> DIRECTION: Find each line containing the string "description". Copy it.

── STORED RECORDS

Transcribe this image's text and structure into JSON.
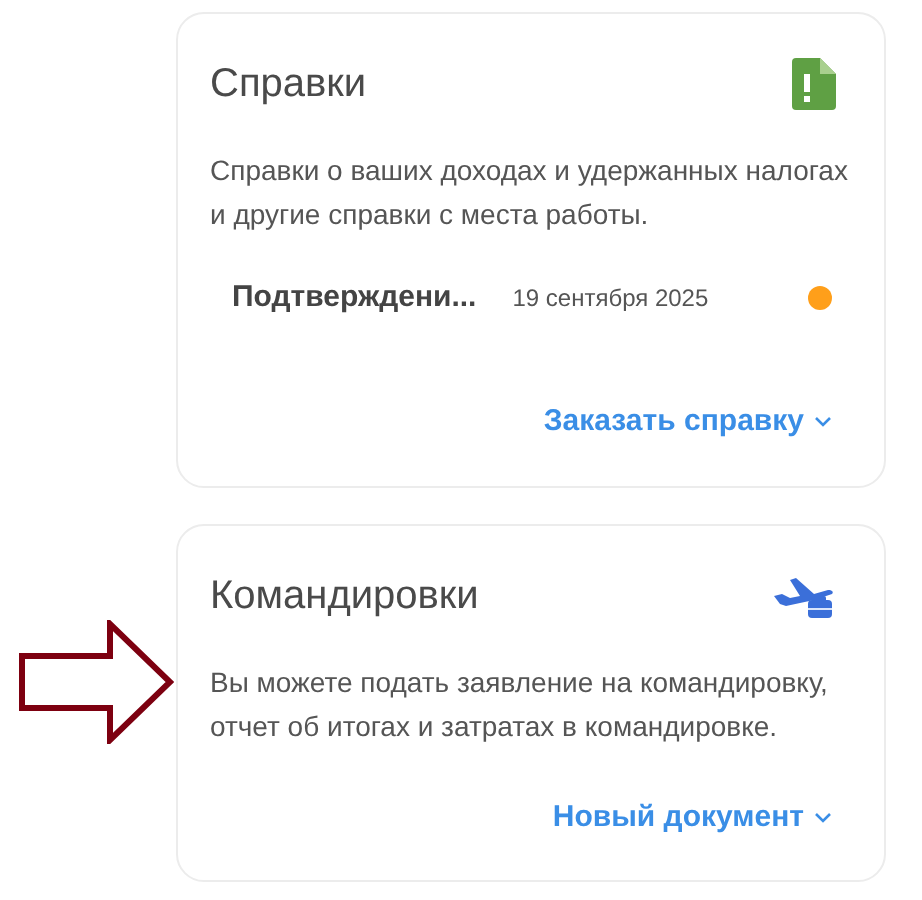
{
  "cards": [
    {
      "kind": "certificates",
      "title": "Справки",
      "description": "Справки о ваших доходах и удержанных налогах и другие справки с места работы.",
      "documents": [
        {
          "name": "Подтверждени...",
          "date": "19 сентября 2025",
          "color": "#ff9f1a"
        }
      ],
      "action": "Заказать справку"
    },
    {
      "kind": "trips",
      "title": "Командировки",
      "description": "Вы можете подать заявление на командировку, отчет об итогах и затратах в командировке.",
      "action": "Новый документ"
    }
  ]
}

────

> IN RESPONSE:
      "description": "Справки о ваших доходах и удержанных налогах и другие справки с места работы.",
      "description": "Вы можете подать заявление на командировку, отчет об итогах и затратах в командировке.",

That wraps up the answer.